*WORK TO BE COMPLETED*:
Write the material out again, line by line, exactly as it is.

*Chart and figure data*:
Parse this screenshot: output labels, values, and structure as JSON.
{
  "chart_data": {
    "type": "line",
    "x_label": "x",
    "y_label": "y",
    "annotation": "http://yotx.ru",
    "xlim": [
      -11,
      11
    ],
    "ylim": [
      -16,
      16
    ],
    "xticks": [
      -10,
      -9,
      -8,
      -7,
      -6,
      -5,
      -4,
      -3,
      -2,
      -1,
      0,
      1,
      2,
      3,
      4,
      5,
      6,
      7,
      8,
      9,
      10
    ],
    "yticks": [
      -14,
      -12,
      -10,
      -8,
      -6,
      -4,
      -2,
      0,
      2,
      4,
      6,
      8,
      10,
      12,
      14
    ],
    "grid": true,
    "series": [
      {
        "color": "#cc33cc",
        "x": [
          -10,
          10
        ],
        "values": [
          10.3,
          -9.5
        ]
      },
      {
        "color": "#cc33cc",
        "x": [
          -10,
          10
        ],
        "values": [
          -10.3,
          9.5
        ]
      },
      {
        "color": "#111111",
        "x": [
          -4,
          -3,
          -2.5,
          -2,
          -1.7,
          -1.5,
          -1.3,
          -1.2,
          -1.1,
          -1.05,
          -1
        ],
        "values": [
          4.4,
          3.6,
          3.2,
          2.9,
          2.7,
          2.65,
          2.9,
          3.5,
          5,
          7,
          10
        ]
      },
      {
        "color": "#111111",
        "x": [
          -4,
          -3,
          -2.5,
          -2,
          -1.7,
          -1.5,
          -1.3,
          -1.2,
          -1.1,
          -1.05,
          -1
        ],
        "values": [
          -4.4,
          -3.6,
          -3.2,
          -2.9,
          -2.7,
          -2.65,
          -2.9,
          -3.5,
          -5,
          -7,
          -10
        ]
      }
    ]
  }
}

*WRITTEN REPLY*:
Parse this screenshot: output labels, values, and structure as JSON.
{
  "chart_data": {
    "type": "line",
    "x_label": "x",
    "y_label": "y",
    "annotation": "http://yotx.ru",
    "xlim": [
      -11,
      11
    ],
    "ylim": [
      -16,
      16
    ],
    "xticks": [
      -10,
      -9,
      -8,
      -7,
      -6,
      -5,
      -4,
      -3,
      -2,
      -1,
      0,
      1,
      2,
      3,
      4,
      5,
      6,
      7,
      8,
      9,
      10
    ],
    "yticks": [
      -14,
      -12,
      -10,
      -8,
      -6,
      -4,
      -2,
      0,
      2,
      4,
      6,
      8,
      10,
      12,
      14
    ],
    "grid": true,
    "series": [
      {
        "color": "#cc33cc",
        "x": [
          -10,
          10
        ],
        "values": [
          10.3,
          -9.5
        ]
      },
      {
        "color": "#cc33cc",
        "x": [
          -10,
          10
        ],
        "values": [
          -10.3,
          9.5
        ]
      },
      {
        "color": "#111111",
        "x": [
          -4,
          -3,
          -2.5,
          -2,
          -1.7,
          -1.5,
          -1.3,
          -1.2,
          -1.1,
          -1.05,
          -1
        ],
        "values": [
          4.4,
          3.6,
          3.2,
          2.9,
          2.7,
          2.65,
          2.9,
          3.5,
          5,
          7,
          10
        ]
      },
      {
        "color": "#111111",
        "x": [
          -4,
          -3,
          -2.5,
          -2,
          -1.7,
          -1.5,
          -1.3,
          -1.2,
          -1.1,
          -1.05,
          -1
        ],
        "values": [
          -4.4,
          -3.6,
          -3.2,
          -2.9,
          -2.7,
          -2.65,
          -2.9,
          -3.5,
          -5,
          -7,
          -10
        ]
      }
    ]
  }
}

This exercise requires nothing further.